[Problem requirements] Filter the entries that follow, copying every line in which the word "Dược" appears.

┏━━

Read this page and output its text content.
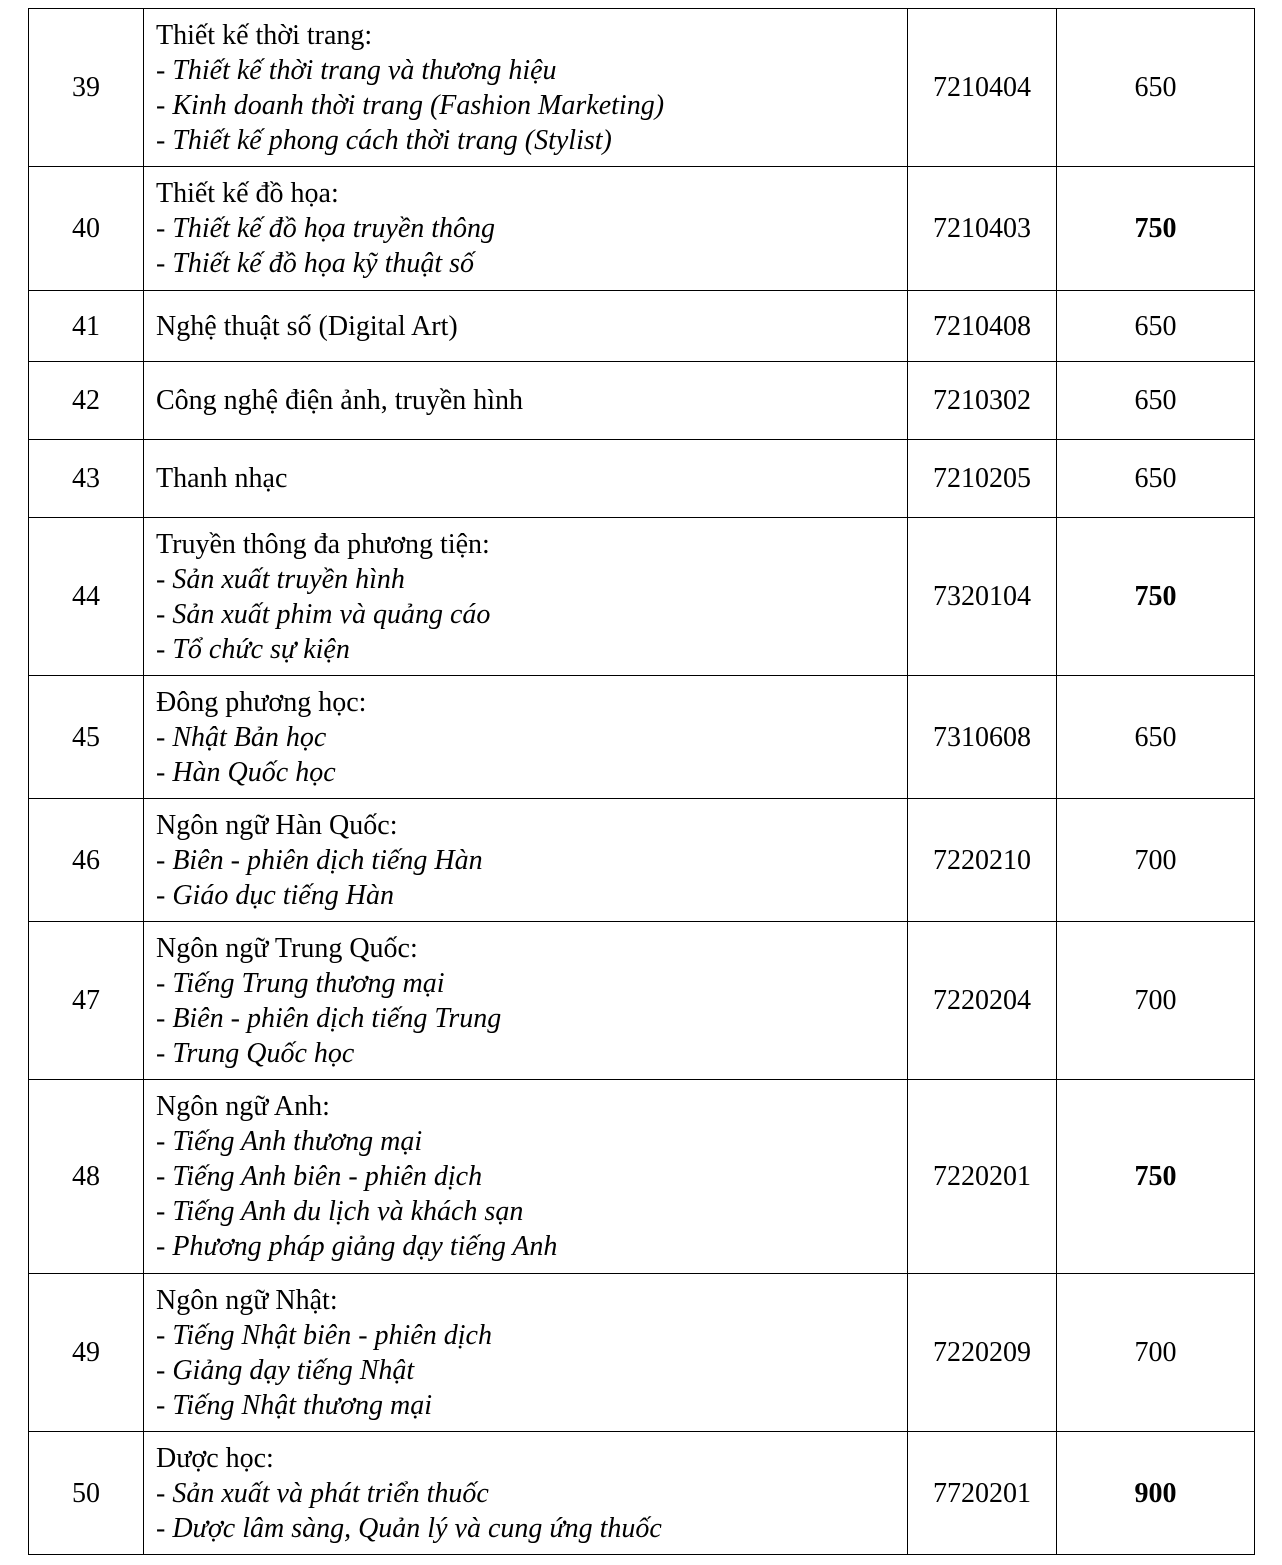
39	Thiết kế thời trang:
- Thiết kế thời trang và thương hiệu
- Kinh doanh thời trang (Fashion Marketing)
- Thiết kế phong cách thời trang (Stylist)	7210404	650
40	Thiết kế đồ họa:
- Thiết kế đồ họa truyền thông
- Thiết kế đồ họa kỹ thuật số	7210403	750
41	Nghệ thuật số (Digital Art)	7210408	650
42	Công nghệ điện ảnh, truyền hình	7210302	650
43	Thanh nhạc	7210205	650
44	Truyền thông đa phương tiện:
- Sản xuất truyền hình
- Sản xuất phim và quảng cáo
- Tổ chức sự kiện	7320104	750
45	Đông phương học:
- Nhật Bản học
- Hàn Quốc học	7310608	650
46	Ngôn ngữ Hàn Quốc:
- Biên - phiên dịch tiếng Hàn
- Giáo dục tiếng Hàn	7220210	700
47	Ngôn ngữ Trung Quốc:
- Tiếng Trung thương mại
- Biên - phiên dịch tiếng Trung
- Trung Quốc học	7220204	700
48	Ngôn ngữ Anh:
- Tiếng Anh thương mại
- Tiếng Anh biên - phiên dịch
- Tiếng Anh du lịch và khách sạn
- Phương pháp giảng dạy tiếng Anh	7220201	750
49	Ngôn ngữ Nhật:
- Tiếng Nhật biên - phiên dịch
- Giảng dạy tiếng Nhật
- Tiếng Nhật thương mại	7220209	700
50	Dược học:
- Sản xuất và phát triển thuốc
- Dược lâm sàng, Quản lý và cung ứng thuốc	7720201	900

┗━━

[Final answer]
50	Dược học:
- Dược lâm sàng, Quản lý và cung ứng thuốc	7720201	900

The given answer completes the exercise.